The exercise. Pull out every line of the listing below where "azimuth" appears.

Supplied material.
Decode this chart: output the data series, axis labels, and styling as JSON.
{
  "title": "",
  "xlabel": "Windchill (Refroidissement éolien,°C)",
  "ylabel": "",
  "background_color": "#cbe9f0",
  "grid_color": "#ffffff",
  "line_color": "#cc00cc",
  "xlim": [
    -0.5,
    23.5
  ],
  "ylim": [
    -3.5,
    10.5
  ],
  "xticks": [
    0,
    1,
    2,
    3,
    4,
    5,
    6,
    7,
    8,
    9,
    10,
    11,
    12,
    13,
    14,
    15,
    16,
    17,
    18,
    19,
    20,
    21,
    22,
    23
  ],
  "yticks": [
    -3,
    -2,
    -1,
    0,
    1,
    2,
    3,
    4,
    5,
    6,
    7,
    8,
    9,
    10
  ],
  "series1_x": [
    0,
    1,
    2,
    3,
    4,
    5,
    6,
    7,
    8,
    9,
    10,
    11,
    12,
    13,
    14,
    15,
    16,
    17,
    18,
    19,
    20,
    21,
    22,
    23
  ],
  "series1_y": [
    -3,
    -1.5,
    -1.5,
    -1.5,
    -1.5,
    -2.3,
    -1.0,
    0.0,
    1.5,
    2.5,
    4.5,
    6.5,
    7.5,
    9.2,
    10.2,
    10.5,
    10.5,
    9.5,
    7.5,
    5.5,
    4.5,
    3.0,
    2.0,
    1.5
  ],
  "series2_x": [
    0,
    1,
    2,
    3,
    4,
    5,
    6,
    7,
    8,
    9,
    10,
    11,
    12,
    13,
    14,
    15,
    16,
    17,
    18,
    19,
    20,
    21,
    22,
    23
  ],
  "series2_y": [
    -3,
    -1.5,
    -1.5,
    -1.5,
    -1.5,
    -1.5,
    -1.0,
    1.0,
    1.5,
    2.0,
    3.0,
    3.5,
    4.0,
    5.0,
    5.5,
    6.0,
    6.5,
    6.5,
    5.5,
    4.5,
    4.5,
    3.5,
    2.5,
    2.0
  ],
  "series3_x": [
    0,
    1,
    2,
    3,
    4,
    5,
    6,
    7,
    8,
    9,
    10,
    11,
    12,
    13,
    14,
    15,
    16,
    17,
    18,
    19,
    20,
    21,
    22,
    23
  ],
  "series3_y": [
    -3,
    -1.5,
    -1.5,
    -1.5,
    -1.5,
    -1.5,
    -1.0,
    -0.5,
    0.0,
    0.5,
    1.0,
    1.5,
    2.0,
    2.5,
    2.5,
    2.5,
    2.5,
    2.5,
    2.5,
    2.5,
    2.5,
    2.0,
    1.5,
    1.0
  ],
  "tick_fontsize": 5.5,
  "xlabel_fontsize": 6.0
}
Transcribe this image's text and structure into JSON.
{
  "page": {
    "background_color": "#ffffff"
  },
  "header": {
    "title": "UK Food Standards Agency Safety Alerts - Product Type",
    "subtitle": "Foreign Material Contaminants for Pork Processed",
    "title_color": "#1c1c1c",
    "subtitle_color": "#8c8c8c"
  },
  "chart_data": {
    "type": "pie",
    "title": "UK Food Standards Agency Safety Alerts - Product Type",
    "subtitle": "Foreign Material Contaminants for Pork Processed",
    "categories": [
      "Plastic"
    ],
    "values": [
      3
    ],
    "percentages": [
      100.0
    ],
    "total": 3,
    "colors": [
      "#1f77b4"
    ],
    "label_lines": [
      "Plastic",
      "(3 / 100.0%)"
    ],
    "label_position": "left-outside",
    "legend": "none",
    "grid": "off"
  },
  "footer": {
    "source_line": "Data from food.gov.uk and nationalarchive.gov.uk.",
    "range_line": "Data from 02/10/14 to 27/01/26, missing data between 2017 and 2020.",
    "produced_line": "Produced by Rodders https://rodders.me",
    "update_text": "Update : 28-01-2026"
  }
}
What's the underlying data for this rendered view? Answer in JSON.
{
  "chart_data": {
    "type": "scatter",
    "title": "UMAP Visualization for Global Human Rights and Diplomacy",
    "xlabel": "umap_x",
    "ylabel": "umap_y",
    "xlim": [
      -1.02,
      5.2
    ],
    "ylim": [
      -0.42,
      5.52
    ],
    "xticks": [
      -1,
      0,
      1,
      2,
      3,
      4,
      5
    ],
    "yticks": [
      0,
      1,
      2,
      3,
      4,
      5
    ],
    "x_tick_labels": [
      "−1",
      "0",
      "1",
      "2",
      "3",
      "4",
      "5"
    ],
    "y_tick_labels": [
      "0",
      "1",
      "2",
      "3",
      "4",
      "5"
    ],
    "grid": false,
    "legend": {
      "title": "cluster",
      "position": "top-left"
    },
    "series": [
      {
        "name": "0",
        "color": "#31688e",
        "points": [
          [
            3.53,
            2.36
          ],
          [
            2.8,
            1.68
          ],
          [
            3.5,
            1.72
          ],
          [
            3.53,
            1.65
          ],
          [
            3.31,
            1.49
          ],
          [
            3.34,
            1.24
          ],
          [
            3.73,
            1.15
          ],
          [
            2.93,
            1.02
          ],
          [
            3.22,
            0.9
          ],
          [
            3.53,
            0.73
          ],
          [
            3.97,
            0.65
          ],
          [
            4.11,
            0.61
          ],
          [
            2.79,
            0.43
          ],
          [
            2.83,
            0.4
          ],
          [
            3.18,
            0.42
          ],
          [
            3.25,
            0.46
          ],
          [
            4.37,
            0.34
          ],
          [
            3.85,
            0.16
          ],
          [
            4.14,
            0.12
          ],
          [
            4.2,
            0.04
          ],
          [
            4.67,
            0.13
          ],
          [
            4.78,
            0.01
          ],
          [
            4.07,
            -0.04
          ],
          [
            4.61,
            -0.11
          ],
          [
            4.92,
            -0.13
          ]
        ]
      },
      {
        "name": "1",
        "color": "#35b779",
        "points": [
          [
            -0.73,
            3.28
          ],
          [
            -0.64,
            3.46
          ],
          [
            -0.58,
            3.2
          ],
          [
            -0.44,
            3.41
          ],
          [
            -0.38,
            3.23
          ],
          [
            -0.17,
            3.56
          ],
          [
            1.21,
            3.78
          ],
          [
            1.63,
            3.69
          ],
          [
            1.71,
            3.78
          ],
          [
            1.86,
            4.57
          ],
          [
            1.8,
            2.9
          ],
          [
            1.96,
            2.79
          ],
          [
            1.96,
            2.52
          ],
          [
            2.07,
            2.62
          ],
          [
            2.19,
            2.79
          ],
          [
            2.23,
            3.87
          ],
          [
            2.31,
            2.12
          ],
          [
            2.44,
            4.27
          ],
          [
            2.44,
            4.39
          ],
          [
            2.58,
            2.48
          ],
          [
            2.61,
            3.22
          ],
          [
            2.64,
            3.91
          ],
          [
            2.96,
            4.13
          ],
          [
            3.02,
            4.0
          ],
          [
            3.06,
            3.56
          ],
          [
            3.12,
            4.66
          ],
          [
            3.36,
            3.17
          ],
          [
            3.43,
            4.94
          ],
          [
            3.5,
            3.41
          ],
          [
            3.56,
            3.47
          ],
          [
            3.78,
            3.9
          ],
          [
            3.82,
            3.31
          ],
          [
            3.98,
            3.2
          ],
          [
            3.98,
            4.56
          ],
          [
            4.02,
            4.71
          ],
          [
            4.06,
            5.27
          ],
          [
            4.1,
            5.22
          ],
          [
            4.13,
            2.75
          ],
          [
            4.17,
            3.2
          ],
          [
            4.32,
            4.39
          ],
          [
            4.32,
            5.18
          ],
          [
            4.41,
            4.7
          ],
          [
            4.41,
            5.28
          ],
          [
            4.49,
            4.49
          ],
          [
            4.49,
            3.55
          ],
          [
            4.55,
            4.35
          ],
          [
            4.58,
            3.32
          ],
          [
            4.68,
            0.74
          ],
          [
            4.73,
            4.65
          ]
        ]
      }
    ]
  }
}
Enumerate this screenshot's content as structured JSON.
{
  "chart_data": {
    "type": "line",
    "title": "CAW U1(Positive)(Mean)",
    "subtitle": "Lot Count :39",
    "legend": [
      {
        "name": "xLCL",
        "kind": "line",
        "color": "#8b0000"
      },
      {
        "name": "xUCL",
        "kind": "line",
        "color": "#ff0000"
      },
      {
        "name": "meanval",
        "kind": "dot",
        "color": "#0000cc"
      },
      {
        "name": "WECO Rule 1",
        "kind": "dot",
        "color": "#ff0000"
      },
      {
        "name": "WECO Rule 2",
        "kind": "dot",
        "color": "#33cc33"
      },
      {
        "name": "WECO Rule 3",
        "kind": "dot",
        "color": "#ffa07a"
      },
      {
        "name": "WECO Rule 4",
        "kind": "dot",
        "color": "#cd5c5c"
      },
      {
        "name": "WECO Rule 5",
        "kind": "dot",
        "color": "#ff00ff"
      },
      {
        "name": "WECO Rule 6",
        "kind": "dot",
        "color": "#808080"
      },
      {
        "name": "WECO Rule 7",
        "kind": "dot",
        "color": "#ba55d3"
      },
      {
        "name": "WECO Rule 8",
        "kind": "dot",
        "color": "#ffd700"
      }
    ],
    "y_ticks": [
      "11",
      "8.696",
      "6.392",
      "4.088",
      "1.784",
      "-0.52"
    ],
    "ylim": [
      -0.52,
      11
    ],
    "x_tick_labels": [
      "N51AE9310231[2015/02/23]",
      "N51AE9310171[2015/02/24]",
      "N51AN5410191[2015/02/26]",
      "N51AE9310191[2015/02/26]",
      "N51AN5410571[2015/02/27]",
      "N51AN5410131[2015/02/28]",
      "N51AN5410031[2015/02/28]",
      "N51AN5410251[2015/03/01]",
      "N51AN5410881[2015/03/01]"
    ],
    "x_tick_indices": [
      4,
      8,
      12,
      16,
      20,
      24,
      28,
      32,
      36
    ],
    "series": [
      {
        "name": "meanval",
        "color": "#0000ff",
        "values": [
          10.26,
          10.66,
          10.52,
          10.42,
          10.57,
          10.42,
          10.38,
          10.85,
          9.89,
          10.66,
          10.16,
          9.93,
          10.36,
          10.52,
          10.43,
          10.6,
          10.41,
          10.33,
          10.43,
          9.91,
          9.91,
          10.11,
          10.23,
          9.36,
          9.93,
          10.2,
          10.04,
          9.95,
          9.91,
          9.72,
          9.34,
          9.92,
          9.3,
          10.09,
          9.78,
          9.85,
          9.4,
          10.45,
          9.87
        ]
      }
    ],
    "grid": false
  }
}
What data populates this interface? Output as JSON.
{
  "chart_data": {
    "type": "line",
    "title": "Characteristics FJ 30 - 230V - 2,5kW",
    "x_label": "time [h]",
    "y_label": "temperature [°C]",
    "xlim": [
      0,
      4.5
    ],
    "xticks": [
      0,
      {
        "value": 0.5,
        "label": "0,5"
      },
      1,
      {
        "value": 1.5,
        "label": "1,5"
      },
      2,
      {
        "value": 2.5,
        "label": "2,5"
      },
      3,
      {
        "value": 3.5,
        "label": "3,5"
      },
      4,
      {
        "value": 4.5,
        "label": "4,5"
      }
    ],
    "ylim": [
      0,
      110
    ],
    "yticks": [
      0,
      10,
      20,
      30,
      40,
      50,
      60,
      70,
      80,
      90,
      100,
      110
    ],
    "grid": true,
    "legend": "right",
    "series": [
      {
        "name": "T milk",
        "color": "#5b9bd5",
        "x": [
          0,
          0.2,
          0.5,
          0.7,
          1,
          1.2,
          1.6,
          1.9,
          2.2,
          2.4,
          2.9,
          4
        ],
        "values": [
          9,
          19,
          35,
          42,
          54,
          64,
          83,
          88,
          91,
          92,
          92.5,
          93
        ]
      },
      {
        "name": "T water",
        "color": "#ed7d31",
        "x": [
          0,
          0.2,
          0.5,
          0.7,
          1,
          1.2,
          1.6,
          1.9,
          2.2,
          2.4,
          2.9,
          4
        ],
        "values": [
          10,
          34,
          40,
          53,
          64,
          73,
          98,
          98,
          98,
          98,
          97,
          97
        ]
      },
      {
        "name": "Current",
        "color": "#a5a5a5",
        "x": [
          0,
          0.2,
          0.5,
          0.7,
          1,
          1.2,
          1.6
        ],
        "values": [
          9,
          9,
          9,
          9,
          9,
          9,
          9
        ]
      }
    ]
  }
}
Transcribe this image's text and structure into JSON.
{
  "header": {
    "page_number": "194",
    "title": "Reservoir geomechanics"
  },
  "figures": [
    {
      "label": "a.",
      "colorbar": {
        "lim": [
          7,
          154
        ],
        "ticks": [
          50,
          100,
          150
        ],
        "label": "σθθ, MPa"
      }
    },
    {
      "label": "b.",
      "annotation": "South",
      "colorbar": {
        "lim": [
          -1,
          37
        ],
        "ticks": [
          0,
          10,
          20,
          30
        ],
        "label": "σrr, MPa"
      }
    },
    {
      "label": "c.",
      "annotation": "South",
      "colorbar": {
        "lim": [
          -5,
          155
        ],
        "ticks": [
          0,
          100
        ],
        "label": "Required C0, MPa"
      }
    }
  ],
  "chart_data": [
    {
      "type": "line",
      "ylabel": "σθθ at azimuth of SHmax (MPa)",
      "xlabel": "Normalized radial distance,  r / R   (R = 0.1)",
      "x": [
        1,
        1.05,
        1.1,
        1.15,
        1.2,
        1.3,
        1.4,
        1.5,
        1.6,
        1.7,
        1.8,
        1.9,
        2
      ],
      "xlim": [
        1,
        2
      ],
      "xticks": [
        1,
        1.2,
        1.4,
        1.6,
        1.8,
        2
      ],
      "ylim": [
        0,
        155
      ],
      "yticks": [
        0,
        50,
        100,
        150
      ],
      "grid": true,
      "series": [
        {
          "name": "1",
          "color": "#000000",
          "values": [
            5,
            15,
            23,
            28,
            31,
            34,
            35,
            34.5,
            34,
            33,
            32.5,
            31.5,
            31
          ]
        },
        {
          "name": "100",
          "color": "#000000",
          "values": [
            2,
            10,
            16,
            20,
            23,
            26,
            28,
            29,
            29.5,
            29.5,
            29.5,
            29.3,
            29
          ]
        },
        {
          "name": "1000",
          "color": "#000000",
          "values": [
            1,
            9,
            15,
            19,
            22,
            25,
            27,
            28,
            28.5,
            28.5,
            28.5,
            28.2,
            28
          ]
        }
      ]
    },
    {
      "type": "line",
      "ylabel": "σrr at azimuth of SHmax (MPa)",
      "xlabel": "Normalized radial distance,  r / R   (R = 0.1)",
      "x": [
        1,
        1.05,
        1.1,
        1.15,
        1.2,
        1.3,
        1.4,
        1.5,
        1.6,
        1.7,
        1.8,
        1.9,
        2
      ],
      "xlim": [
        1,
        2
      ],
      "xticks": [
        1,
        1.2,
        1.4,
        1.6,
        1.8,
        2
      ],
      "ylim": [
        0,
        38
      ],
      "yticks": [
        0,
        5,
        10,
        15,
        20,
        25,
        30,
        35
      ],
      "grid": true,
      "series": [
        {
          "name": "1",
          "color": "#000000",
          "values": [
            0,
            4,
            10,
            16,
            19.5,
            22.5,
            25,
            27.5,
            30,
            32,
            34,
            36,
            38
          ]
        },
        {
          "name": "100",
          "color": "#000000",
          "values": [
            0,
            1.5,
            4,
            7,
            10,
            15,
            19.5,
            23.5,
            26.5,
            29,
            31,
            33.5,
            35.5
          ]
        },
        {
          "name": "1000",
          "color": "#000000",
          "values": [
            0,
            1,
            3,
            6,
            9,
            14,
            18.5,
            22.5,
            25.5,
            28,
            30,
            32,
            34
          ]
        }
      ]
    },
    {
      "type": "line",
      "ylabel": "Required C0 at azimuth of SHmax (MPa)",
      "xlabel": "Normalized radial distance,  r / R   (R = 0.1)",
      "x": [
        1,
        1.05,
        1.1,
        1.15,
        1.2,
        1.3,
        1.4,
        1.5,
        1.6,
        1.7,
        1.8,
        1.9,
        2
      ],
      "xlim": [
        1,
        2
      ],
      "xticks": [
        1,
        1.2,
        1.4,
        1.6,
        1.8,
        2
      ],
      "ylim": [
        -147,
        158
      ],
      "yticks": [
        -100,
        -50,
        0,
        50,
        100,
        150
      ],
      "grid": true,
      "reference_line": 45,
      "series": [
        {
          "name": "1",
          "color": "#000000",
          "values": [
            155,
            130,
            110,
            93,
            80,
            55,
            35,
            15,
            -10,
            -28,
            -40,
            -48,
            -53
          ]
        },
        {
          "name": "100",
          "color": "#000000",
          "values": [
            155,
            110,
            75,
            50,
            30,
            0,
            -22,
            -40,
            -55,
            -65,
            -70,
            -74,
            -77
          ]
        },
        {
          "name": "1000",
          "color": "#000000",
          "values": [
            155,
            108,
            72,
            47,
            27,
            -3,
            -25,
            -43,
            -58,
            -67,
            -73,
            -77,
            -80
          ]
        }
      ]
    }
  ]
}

Full response.
      "ylabel": "σθθ at azimuth of SHmax (MPa)",
      "ylabel": "σrr at azimuth of SHmax (MPa)",
      "ylabel": "Required C0 at azimuth of SHmax (MPa)",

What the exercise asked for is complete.